§ Raw data

━━━━━━━━━━

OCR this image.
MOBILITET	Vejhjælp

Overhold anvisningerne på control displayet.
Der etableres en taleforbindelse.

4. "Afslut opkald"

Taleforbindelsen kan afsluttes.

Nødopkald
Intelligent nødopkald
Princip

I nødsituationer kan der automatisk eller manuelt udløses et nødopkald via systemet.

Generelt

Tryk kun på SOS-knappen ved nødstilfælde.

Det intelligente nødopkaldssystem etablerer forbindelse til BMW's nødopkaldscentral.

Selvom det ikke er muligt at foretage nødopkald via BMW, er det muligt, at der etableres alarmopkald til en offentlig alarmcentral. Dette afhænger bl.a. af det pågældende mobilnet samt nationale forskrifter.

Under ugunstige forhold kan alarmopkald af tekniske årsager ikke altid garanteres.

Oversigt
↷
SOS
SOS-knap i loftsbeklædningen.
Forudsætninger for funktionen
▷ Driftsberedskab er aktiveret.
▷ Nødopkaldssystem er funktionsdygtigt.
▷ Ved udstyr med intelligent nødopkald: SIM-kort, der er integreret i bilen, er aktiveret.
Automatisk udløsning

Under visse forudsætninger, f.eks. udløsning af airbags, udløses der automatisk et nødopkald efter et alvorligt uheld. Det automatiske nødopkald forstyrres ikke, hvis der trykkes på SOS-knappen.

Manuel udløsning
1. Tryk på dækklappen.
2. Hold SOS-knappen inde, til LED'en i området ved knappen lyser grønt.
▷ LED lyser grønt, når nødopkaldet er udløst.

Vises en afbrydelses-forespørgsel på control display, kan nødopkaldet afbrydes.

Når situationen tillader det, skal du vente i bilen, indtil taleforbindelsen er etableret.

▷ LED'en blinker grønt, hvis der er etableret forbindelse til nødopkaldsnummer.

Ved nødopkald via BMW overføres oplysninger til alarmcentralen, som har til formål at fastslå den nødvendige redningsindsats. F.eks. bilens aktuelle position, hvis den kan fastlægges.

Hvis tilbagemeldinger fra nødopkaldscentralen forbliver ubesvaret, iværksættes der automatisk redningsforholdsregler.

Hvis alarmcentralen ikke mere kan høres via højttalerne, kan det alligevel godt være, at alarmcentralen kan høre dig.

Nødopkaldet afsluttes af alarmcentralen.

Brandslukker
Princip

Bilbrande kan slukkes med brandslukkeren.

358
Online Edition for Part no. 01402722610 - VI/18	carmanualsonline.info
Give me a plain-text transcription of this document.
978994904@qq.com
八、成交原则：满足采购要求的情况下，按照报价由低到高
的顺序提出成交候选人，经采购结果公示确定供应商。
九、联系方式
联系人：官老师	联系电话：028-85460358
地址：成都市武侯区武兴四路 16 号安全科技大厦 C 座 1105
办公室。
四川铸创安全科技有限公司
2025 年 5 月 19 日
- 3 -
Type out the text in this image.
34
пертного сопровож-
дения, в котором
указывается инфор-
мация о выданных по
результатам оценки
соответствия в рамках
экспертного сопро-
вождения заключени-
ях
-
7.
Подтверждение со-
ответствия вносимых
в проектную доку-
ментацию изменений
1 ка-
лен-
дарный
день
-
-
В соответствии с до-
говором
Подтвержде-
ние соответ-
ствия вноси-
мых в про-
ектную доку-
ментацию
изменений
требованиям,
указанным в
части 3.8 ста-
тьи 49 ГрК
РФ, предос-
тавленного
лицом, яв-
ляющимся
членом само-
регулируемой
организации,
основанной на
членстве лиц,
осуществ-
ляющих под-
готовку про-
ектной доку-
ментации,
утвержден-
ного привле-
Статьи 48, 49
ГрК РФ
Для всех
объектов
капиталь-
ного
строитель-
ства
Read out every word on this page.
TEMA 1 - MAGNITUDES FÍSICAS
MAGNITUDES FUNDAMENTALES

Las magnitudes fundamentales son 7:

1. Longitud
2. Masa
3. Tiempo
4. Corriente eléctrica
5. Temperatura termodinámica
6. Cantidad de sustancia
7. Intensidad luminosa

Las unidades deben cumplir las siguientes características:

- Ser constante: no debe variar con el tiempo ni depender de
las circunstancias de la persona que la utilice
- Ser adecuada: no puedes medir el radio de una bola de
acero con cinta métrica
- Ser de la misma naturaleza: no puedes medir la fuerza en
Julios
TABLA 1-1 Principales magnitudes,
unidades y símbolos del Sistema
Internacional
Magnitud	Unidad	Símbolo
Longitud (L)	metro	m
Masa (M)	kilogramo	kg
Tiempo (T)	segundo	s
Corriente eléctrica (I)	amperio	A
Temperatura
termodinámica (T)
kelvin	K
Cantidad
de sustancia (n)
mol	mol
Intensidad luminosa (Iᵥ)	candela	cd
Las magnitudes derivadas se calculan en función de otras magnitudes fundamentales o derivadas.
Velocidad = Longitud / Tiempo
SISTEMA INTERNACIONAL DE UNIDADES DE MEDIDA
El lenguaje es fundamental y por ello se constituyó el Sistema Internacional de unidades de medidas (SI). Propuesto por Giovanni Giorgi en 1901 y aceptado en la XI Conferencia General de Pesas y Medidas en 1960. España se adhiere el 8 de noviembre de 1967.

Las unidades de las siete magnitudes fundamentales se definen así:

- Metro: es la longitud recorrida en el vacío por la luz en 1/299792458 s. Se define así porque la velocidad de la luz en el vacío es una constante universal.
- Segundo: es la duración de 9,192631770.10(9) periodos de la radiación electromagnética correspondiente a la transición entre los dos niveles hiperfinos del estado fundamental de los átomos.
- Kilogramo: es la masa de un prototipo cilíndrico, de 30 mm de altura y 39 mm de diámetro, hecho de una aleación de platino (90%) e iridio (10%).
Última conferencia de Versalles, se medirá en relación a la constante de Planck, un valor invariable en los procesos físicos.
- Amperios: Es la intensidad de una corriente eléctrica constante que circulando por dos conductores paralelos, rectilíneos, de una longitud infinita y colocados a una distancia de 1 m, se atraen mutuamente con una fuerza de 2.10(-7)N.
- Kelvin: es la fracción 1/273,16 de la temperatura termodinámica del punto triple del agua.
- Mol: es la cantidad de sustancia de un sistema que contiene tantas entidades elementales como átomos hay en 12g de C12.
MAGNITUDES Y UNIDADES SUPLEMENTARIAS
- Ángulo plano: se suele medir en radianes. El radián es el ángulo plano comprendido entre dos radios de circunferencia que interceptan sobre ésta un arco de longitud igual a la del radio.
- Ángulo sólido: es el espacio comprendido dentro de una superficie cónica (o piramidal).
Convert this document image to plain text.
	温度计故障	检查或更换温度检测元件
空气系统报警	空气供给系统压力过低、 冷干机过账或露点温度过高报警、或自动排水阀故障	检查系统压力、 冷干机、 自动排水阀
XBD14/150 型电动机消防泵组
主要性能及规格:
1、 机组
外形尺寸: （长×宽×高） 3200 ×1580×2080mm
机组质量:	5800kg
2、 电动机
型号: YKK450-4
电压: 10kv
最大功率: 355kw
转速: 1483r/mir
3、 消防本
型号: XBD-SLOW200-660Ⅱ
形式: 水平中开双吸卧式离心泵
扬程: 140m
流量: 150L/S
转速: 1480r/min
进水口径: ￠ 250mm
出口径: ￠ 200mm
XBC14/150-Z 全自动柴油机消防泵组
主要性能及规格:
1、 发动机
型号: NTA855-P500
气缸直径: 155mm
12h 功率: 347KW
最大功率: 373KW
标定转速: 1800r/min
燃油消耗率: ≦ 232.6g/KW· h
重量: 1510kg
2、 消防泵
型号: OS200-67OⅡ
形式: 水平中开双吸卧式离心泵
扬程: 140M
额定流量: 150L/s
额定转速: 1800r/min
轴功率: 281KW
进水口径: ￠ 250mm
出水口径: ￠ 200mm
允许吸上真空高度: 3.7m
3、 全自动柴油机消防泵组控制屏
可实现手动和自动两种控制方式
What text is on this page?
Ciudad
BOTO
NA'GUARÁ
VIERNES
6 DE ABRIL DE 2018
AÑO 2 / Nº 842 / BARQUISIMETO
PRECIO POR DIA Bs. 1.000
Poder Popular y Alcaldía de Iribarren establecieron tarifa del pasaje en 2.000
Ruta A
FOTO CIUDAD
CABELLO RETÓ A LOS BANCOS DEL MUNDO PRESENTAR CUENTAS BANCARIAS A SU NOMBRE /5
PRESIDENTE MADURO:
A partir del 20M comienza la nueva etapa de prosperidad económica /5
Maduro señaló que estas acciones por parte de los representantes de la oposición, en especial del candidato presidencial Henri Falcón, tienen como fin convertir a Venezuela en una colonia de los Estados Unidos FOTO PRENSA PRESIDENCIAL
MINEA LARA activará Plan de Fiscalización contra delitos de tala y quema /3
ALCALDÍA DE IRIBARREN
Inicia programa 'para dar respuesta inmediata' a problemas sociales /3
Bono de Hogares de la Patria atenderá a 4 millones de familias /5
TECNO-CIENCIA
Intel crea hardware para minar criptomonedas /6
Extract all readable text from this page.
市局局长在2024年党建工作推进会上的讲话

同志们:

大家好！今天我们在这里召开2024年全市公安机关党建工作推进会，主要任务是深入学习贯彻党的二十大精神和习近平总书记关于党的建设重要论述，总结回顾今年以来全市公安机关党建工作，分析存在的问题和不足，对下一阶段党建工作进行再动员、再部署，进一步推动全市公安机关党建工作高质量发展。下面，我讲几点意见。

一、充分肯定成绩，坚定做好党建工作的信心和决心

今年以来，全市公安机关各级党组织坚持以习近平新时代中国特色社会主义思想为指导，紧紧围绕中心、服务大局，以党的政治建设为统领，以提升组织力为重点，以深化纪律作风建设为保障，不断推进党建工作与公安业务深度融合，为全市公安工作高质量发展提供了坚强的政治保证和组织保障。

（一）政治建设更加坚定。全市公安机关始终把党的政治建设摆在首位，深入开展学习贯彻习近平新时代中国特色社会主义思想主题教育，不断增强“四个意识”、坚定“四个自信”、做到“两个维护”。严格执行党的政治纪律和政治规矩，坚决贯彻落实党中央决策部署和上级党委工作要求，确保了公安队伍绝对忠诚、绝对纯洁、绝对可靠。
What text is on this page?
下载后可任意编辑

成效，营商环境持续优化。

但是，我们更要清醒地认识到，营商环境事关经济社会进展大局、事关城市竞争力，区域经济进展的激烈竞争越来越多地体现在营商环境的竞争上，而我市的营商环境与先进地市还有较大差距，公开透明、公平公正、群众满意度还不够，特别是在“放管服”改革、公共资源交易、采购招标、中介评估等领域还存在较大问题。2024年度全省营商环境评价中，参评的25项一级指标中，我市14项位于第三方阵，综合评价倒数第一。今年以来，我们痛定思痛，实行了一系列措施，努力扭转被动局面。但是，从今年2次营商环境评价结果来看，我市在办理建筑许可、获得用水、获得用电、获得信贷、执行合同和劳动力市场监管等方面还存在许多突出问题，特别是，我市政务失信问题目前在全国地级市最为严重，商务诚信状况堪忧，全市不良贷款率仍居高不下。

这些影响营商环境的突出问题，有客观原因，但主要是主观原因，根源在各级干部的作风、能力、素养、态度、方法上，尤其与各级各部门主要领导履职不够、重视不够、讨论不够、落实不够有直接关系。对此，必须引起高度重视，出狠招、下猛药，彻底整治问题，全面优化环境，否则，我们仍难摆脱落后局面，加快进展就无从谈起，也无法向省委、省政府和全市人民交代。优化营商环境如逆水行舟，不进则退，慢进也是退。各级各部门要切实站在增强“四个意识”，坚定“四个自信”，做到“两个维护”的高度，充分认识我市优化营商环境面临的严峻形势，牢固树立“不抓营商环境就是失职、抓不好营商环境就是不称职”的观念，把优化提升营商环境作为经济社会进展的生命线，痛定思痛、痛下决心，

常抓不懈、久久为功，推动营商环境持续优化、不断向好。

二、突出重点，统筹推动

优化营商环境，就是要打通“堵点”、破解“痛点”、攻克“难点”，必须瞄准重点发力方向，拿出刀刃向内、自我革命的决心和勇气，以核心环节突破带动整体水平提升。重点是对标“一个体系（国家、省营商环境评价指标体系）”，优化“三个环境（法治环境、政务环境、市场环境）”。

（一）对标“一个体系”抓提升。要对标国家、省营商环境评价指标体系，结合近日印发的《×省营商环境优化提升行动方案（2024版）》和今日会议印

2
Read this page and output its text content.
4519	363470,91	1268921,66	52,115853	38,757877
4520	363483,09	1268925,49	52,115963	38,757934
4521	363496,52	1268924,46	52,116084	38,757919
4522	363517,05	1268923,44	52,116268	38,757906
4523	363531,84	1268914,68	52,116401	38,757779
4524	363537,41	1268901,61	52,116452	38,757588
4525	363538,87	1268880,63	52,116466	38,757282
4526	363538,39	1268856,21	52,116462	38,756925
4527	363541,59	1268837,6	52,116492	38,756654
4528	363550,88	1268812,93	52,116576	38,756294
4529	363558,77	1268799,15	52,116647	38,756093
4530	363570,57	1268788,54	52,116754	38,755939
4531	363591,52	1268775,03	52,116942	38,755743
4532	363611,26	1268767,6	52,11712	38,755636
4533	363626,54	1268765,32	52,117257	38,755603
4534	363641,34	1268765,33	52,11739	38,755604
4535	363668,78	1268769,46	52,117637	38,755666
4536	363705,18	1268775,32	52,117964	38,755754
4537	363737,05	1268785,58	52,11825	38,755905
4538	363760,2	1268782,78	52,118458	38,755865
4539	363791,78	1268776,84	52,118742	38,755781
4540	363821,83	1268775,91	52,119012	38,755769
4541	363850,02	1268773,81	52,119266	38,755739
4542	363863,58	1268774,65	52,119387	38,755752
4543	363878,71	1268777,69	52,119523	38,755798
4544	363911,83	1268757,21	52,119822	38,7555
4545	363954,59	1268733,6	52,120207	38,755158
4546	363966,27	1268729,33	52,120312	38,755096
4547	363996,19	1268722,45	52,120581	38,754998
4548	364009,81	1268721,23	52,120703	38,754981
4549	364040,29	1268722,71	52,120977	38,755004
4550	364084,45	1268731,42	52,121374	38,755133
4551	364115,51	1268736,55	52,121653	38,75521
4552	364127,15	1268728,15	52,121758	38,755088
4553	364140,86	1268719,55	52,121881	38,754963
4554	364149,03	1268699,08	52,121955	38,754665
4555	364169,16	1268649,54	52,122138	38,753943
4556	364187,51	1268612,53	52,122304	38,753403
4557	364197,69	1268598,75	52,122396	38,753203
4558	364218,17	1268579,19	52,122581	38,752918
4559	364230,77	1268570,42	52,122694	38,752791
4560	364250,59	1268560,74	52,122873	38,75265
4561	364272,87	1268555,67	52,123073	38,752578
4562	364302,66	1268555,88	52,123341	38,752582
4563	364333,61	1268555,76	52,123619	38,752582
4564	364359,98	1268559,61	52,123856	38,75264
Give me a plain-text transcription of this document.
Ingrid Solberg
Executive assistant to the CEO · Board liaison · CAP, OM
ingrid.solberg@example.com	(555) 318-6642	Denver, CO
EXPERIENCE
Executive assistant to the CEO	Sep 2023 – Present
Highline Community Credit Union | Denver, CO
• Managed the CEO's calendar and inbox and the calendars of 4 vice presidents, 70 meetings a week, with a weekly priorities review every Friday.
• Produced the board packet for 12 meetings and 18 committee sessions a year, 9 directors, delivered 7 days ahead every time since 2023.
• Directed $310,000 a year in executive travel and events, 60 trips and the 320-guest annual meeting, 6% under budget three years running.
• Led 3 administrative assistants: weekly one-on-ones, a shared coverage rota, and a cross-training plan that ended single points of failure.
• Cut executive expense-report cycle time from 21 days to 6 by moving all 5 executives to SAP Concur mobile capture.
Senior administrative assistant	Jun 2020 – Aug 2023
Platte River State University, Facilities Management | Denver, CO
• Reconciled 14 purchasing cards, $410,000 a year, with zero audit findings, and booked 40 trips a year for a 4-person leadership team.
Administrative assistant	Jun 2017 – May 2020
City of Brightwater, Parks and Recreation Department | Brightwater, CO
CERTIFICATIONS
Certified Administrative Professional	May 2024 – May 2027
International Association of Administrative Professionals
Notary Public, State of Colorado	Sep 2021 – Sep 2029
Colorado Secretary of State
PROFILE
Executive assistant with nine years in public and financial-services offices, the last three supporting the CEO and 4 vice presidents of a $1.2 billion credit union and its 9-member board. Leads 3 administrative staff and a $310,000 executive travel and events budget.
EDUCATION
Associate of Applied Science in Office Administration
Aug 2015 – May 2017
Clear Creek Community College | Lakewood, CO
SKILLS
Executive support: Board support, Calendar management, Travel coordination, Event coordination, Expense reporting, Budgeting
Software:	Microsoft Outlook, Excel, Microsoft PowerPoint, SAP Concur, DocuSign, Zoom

━━━━━━━━━━

§ Task description
Return every line in the listing that contains the word "fuerza".

§ Solution below
- Ser de la misma naturaleza: no puedes medir la fuerza en
- Amperios: Es la intensidad de una corriente eléctrica constante que circulando por dos conductores paralelos, rectilíneos, de una longitud infinita y colocados a una distancia de 1 m, se atraen mutuamente con una fuerza de 2.10(-7)N.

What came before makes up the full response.